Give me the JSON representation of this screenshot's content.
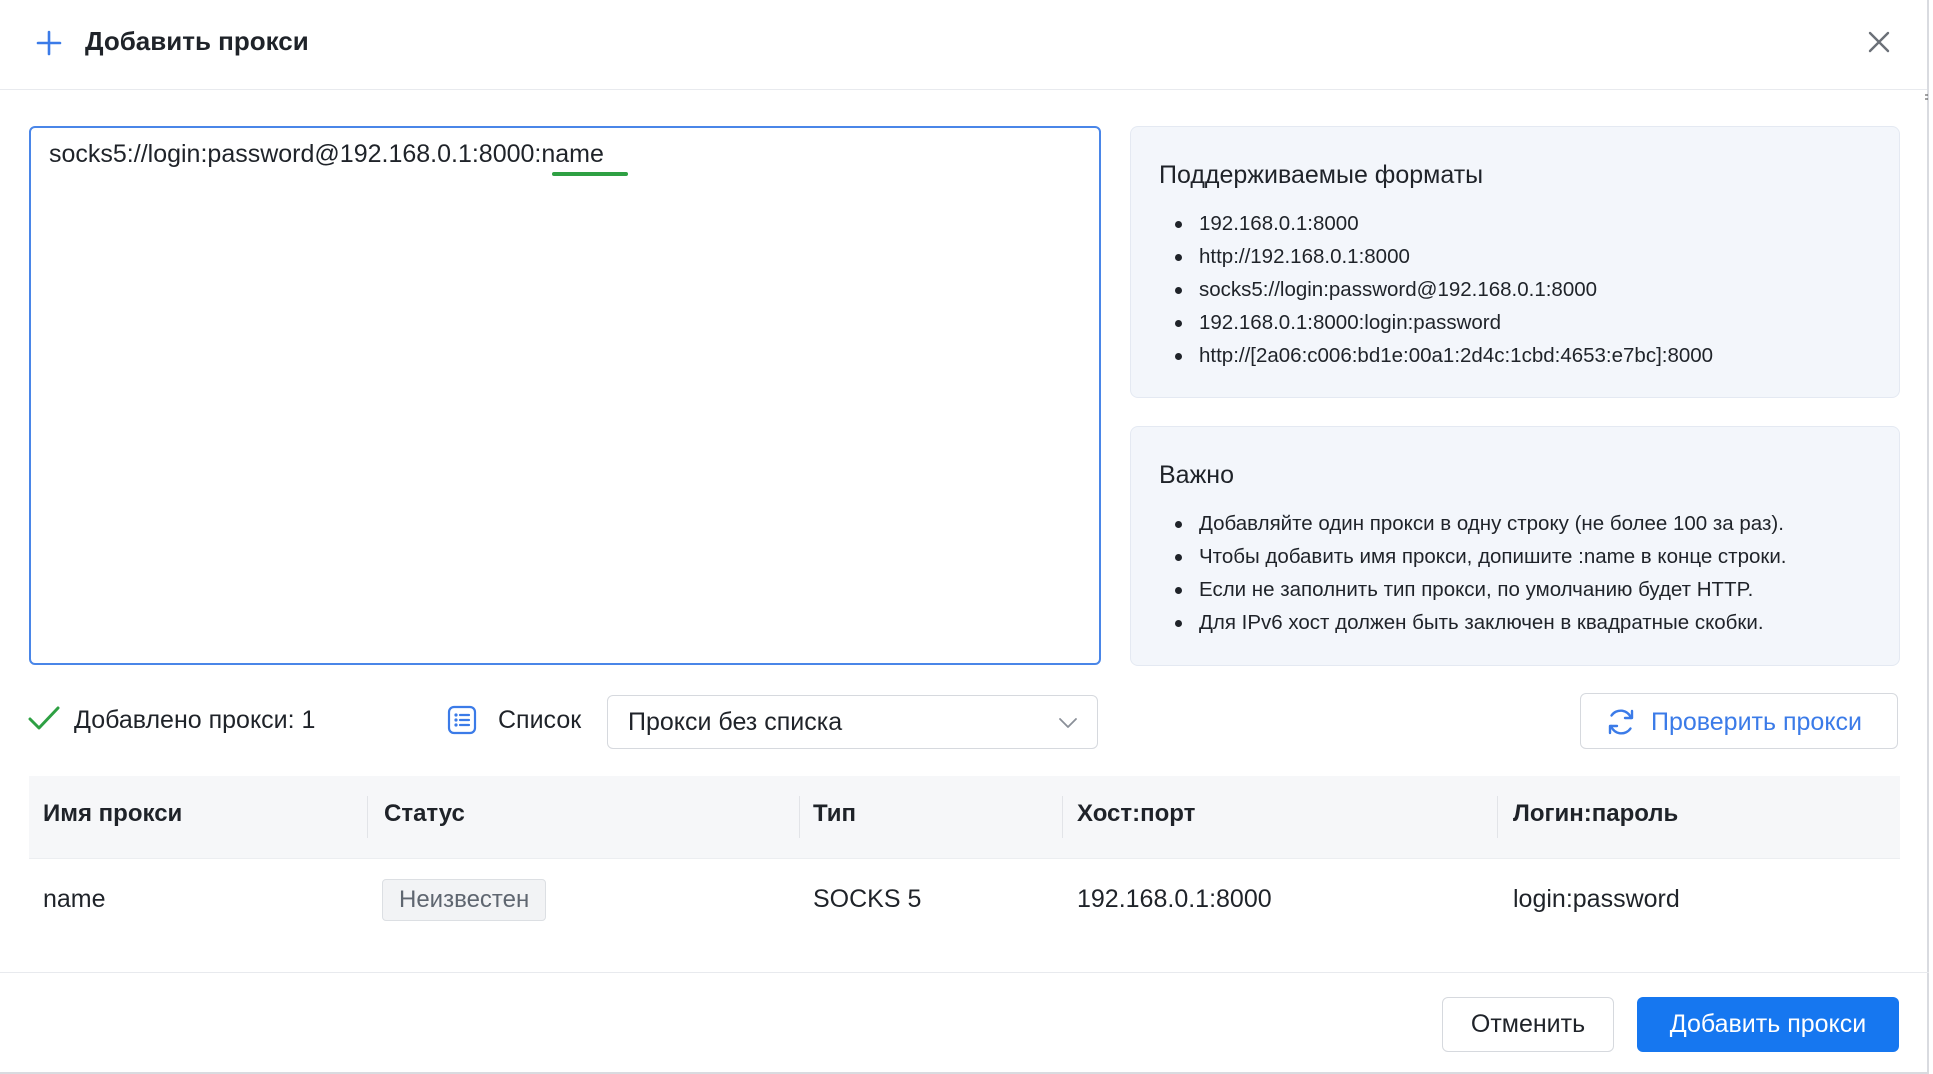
{
  "dialog": {
    "title": "Добавить прокси",
    "icons": {
      "add": "plus-icon",
      "close": "close-icon"
    }
  },
  "input": {
    "value": "socks5://login:password@192.168.0.1:8000:name"
  },
  "formats": {
    "title": "Поддерживаемые форматы",
    "items": [
      "192.168.0.1:8000",
      "http://192.168.0.1:8000",
      "socks5://login:password@192.168.0.1:8000",
      "192.168.0.1:8000:login:password",
      "http://[2a06:c006:bd1e:00a1:2d4c:1cbd:4653:e7bc]:8000"
    ]
  },
  "important": {
    "title": "Важно",
    "items": [
      "Добавляйте один прокси в одну строку (не более 100 за раз).",
      "Чтобы добавить имя прокси, допишите :name в конце строки.",
      "Если не заполнить тип прокси, по умолчанию будет HTTP.",
      "Для IPv6 хост должен быть заключен в квадратные скобки."
    ]
  },
  "status": {
    "added_label": "Добавлено прокси: 1",
    "list_label": "Список",
    "list_select_value": "Прокси без списка",
    "check_button_label": "Проверить прокси"
  },
  "table": {
    "columns": [
      "Имя прокси",
      "Статус",
      "Тип",
      "Хост:порт",
      "Логин:пароль"
    ],
    "rows": [
      {
        "name": "name",
        "status": "Неизвестен",
        "type": "SOCKS 5",
        "host_port": "192.168.0.1:8000",
        "login_password": "login:password"
      }
    ]
  },
  "footer": {
    "cancel_label": "Отменить",
    "add_label": "Добавить прокси"
  },
  "colors": {
    "accent": "#1677f0",
    "link": "#3b7be8",
    "success": "#2ea043",
    "info_bg": "#f3f6fb"
  }
}
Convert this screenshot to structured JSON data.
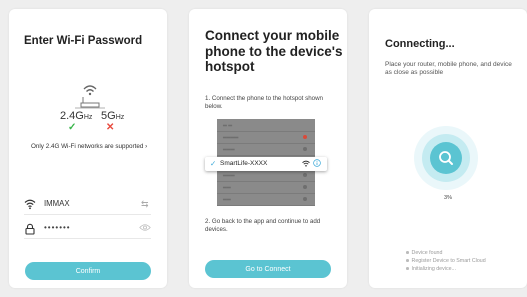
{
  "screen1": {
    "title": "Enter Wi-Fi Password",
    "band_24": "2.4G",
    "band_24_unit": "Hz",
    "band_5": "5G",
    "band_5_unit": "Hz",
    "mark_ok": "✓",
    "mark_no": "✕",
    "note": "Only 2.4G Wi-Fi networks are supported",
    "ssid": "IMMAX",
    "switch_icon": "⇆",
    "password": "•••••••",
    "confirm_label": "Confirm"
  },
  "screen2": {
    "title": "Connect your mobile phone to the device's hotspot",
    "step1": "1. Connect the phone to the hotspot shown below.",
    "network_name": "SmartLife-XXXX",
    "step2": "2. Go back to the app and continue to add devices.",
    "button_label": "Go to Connect"
  },
  "screen3": {
    "title": "Connecting...",
    "subtitle": "Place your router, mobile phone, and device as close as possible",
    "progress_label": "3%",
    "progress_value": 3,
    "status_items": [
      "Device found",
      "Register Device to Smart Cloud",
      "Initializing device..."
    ]
  },
  "colors": {
    "accent": "#5bc4d2",
    "ok": "#39b54a",
    "error": "#e84a3e"
  }
}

**Description of the task:** Omit every picture, then repeat the remaining data exactly as it appears above.

**Answer to the exercise:**
Give me the JSON representation of this screenshot's content.
{
  "dialog": {
    "title": "Добавить прокси",
    "icons": {
      "add": "plus-icon",
      "close": "close-icon"
    }
  },
  "input": {
    "value": "socks5://login:password@192.168.0.1:8000:name"
  },
  "formats": {
    "title": "Поддерживаемые форматы",
    "items": [
      "192.168.0.1:8000",
      "http://192.168.0.1:8000",
      "socks5://login:password@192.168.0.1:8000",
      "192.168.0.1:8000:login:password",
      "http://[2a06:c006:bd1e:00a1:2d4c:1cbd:4653:e7bc]:8000"
    ]
  },
  "important": {
    "title": "Важно",
    "items": [
      "Добавляйте один прокси в одну строку (не более 100 за раз).",
      "Чтобы добавить имя прокси, допишите :name в конце строки.",
      "Если не заполнить тип прокси, по умолчанию будет HTTP.",
      "Для IPv6 хост должен быть заключен в квадратные скобки."
    ]
  },
  "status": {
    "added_label": "Добавлено прокси: 1",
    "list_label": "Список",
    "list_select_value": "Прокси без списка",
    "check_button_label": "Проверить прокси"
  },
  "table": {
    "columns": [
      "Имя прокси",
      "Статус",
      "Тип",
      "Хост:порт",
      "Логин:пароль"
    ],
    "rows": [
      {
        "name": "name",
        "status": "Неизвестен",
        "type": "SOCKS 5",
        "host_port": "192.168.0.1:8000",
        "login_password": "login:password"
      }
    ]
  },
  "footer": {
    "cancel_label": "Отменить",
    "add_label": "Добавить прокси"
  },
  "colors": {
    "accent": "#1677f0",
    "link": "#3b7be8",
    "success": "#2ea043",
    "info_bg": "#f3f6fb"
  }
}
Convert this screenshot to structured JSON data.
{
  "screen1": {
    "title": "Enter Wi-Fi Password",
    "band_24": "2.4G",
    "band_24_unit": "Hz",
    "band_5": "5G",
    "band_5_unit": "Hz",
    "mark_ok": "✓",
    "mark_no": "✕",
    "note": "Only 2.4G Wi-Fi networks are supported",
    "ssid": "IMMAX",
    "switch_icon": "⇆",
    "password": "•••••••",
    "confirm_label": "Confirm"
  },
  "screen2": {
    "title": "Connect your mobile phone to the device's hotspot",
    "step1": "1. Connect the phone to the hotspot shown below.",
    "network_name": "SmartLife-XXXX",
    "step2": "2. Go back to the app and continue to add devices.",
    "button_label": "Go to Connect"
  },
  "screen3": {
    "title": "Connecting...",
    "subtitle": "Place your router, mobile phone, and device as close as possible",
    "progress_label": "3%",
    "progress_value": 3,
    "status_items": [
      "Device found",
      "Register Device to Smart Cloud",
      "Initializing device..."
    ]
  },
  "colors": {
    "accent": "#5bc4d2",
    "ok": "#39b54a",
    "error": "#e84a3e"
  }
}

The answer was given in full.